Material provided |
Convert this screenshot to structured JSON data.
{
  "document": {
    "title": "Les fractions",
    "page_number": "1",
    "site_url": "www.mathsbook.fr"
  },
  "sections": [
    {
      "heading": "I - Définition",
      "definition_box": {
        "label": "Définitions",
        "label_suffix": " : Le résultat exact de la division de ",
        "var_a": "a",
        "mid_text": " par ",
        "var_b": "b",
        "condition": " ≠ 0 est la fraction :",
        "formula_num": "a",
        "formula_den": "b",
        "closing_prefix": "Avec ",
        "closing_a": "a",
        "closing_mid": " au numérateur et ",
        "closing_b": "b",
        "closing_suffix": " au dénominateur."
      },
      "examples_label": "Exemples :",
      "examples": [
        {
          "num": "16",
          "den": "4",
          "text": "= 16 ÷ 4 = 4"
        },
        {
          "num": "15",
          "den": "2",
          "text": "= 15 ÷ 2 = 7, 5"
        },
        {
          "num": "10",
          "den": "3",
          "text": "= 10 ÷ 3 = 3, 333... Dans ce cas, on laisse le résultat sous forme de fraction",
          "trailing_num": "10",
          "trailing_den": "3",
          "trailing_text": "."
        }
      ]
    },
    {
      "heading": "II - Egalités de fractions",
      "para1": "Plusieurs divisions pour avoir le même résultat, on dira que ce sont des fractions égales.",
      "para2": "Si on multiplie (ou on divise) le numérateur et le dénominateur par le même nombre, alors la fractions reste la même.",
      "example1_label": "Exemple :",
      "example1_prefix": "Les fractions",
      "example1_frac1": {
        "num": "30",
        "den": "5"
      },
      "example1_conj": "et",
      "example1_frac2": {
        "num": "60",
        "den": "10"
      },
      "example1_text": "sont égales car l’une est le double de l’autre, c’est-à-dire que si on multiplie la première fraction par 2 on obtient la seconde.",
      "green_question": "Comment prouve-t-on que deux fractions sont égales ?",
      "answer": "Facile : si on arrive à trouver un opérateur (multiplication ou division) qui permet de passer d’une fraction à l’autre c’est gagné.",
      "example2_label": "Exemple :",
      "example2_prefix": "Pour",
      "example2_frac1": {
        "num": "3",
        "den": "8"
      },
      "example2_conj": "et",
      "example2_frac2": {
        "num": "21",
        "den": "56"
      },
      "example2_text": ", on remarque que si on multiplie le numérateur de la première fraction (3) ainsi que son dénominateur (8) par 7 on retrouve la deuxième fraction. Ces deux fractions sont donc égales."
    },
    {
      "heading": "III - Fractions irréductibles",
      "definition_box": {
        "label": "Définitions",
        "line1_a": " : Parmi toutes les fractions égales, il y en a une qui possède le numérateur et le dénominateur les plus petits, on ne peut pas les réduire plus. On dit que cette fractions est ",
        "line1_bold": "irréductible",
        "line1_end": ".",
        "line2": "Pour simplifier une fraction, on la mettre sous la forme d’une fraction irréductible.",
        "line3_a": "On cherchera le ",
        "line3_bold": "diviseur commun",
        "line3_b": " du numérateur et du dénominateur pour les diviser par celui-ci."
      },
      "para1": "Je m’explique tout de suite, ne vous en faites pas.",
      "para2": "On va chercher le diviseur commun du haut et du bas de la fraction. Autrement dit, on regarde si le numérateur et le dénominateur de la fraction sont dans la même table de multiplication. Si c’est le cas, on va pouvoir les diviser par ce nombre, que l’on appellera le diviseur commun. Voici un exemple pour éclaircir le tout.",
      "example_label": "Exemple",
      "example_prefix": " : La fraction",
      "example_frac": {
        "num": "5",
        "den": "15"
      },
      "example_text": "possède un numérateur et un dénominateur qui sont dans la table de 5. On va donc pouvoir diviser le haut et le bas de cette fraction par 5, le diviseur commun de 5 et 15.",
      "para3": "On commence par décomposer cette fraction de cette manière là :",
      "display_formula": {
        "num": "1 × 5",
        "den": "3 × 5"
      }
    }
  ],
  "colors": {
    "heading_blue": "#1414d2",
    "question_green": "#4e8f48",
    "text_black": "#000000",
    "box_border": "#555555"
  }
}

Stated goal |
Copy, from the material, each line that holds the string "possède".

Result for this task |
        "line1_a": " : Parmi toutes les fractions égales, il y en a une qui possède le numérateur et le dénominateur les plus petits, on ne peut pas les réduire plus. On dit que cette fractions est ",
      "example_text": "possède un numérateur et un dénominateur qui sont dans la table de 5. On va donc pouvoir diviser le haut et le bas de cette fraction par 5, le diviseur commun de 5 et 15.",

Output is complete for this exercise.